PROBLEM » Give only the number of lines in the data that include the string "nmol".

PROVIDED INFORMATION »
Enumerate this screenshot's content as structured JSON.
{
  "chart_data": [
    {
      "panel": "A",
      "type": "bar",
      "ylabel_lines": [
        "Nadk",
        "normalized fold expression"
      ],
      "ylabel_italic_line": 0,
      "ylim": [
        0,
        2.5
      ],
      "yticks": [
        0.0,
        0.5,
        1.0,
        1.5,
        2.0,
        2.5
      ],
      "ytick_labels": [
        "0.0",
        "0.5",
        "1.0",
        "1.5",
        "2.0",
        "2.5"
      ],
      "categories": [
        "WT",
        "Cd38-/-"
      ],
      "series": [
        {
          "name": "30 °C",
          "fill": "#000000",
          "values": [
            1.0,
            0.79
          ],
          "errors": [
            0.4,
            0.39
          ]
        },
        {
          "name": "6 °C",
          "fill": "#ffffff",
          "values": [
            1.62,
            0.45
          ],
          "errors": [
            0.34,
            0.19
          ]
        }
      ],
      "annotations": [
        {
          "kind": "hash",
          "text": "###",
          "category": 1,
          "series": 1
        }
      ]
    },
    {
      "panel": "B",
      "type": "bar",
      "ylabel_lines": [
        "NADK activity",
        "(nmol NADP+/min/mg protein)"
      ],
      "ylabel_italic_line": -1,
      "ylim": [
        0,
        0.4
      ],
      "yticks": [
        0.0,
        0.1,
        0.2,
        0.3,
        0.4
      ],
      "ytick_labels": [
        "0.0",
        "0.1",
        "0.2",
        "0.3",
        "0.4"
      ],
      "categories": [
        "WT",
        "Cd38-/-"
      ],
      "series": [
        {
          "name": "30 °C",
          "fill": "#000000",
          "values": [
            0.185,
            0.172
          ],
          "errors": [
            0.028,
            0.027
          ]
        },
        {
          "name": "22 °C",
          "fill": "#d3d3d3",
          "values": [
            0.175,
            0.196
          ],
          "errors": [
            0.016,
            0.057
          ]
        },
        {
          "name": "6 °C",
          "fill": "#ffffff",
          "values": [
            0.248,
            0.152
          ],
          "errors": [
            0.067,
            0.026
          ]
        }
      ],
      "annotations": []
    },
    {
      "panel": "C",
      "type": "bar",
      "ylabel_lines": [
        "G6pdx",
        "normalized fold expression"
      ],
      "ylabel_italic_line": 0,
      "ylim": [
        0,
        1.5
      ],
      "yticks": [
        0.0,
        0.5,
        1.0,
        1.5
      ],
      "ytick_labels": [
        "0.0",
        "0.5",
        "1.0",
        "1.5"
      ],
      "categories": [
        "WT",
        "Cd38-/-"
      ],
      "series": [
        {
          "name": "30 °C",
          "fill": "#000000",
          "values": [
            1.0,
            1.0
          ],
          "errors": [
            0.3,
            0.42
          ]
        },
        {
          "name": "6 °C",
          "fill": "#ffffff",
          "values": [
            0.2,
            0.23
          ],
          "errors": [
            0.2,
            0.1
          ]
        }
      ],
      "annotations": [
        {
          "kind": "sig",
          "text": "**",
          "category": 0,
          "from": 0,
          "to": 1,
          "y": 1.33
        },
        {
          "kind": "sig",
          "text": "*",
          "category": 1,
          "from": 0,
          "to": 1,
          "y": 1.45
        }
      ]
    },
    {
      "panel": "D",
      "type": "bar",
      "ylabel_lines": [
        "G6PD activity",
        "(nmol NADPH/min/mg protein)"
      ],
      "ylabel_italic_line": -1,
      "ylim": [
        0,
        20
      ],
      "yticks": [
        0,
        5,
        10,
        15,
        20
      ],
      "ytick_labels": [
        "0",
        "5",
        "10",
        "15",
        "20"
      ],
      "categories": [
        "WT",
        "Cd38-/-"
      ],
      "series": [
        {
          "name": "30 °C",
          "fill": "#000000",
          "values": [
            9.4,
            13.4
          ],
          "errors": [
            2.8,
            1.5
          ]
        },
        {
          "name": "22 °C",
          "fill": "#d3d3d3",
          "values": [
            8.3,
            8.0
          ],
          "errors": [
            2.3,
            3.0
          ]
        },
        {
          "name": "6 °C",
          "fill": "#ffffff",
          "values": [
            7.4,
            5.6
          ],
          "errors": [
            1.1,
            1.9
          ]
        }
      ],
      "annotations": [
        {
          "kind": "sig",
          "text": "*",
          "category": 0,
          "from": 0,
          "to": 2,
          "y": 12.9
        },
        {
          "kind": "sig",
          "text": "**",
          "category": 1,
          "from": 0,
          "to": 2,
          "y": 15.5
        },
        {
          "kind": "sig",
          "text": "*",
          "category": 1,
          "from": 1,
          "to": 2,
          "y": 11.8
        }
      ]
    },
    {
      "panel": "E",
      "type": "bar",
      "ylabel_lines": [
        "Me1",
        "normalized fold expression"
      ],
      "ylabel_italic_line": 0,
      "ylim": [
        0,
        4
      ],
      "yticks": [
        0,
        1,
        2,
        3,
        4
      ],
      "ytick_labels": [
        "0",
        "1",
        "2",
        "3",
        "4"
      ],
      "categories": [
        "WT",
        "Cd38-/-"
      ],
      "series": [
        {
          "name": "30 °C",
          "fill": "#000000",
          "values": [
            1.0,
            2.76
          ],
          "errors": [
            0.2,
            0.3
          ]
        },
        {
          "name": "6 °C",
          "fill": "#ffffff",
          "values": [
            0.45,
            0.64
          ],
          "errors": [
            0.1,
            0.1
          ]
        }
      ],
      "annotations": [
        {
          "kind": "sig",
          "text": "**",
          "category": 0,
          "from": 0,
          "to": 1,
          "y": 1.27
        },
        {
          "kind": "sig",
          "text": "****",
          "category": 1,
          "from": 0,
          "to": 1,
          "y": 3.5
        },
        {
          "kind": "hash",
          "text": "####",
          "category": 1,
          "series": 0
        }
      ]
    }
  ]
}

COMPLETED EXERCISE » 2